Collected data entries
---*---

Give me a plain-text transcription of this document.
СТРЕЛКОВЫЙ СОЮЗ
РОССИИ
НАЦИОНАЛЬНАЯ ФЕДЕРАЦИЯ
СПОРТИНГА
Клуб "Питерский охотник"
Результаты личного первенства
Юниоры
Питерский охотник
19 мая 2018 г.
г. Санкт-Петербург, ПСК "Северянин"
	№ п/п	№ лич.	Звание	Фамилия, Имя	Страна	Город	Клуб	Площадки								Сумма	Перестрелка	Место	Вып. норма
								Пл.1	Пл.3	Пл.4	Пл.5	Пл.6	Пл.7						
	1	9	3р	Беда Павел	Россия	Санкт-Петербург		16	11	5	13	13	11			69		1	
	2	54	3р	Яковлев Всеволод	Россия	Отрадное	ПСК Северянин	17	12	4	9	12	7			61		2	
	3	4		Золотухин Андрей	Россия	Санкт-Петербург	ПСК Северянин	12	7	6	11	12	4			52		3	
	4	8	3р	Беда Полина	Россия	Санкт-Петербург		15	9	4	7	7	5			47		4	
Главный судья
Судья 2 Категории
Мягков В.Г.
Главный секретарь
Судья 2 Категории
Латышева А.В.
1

---*---

» **Exercise objective**
Lines containing the string "Беда" are to be selected and copied.

» **The answer**
	1	9	3р	Беда Павел	Россия	Санкт-Петербург		16	11	5	13	13	11			69		1	
	4	8	3р	Беда Полина	Россия	Санкт-Петербург		15	9	4	7	7	5			47		4	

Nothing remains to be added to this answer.